Problem details
List every line in the listing below that contains the string "delete", matching case exactly.

Layout annotation data
····················

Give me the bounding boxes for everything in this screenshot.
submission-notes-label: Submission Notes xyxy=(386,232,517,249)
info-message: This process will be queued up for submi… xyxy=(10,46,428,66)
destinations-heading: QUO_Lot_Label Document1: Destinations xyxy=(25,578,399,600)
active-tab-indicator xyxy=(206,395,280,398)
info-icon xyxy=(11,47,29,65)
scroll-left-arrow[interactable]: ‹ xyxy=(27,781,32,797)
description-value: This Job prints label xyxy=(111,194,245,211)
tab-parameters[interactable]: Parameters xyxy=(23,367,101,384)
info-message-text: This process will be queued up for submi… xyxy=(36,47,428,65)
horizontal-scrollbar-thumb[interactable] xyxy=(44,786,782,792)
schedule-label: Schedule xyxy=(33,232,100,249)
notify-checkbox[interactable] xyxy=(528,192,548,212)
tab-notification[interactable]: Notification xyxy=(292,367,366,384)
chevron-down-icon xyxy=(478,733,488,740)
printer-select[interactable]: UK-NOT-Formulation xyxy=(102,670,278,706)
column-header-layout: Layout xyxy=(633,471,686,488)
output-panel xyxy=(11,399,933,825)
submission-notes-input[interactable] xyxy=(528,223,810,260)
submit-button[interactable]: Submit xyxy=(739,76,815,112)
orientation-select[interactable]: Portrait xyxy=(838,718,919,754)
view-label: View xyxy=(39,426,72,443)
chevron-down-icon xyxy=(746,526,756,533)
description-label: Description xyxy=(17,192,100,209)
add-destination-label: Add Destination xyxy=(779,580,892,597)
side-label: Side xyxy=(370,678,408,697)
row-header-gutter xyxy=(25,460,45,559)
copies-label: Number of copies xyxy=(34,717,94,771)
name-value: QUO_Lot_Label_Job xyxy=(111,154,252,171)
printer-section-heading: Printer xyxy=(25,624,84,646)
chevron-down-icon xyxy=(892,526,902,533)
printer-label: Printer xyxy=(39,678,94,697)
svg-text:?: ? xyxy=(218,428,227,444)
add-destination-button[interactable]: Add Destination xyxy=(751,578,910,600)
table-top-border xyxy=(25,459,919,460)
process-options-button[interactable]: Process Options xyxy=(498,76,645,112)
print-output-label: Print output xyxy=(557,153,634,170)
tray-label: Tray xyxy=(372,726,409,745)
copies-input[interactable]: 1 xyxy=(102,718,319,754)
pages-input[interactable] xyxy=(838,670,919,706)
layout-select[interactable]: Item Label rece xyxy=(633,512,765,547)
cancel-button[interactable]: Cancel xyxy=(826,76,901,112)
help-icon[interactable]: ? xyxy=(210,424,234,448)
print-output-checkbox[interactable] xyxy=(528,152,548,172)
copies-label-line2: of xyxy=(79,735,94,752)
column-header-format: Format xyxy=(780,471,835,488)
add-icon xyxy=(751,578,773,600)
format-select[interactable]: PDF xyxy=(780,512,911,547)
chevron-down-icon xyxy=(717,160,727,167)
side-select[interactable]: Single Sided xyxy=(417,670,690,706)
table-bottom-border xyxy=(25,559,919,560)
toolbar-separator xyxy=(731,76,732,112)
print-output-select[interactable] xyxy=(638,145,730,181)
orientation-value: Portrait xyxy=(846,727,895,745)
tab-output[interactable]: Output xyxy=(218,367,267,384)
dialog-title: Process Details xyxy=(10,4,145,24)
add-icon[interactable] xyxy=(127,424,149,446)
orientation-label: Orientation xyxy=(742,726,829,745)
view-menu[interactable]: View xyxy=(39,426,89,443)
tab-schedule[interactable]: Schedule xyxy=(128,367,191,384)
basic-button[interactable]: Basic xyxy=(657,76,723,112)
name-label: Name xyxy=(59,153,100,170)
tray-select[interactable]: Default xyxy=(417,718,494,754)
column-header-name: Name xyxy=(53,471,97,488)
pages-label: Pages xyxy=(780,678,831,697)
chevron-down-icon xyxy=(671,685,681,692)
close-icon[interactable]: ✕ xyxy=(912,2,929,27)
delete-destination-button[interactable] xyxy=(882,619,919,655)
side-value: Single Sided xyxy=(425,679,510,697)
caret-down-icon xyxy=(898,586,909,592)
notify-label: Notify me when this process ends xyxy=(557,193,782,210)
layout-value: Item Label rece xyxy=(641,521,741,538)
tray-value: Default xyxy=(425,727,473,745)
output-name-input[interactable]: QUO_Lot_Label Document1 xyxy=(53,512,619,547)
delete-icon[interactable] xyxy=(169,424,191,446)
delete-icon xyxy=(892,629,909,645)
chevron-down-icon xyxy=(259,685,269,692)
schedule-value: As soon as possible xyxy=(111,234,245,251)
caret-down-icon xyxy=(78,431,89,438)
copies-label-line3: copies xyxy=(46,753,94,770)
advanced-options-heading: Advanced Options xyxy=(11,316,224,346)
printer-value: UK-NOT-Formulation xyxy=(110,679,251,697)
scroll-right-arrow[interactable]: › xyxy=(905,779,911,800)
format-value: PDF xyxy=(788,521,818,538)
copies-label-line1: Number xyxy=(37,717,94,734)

····················

Task result
delete-destination-button[interactable] xyxy=(882,619,919,655)
delete-icon[interactable] xyxy=(169,424,191,446)
delete-icon xyxy=(892,629,909,645)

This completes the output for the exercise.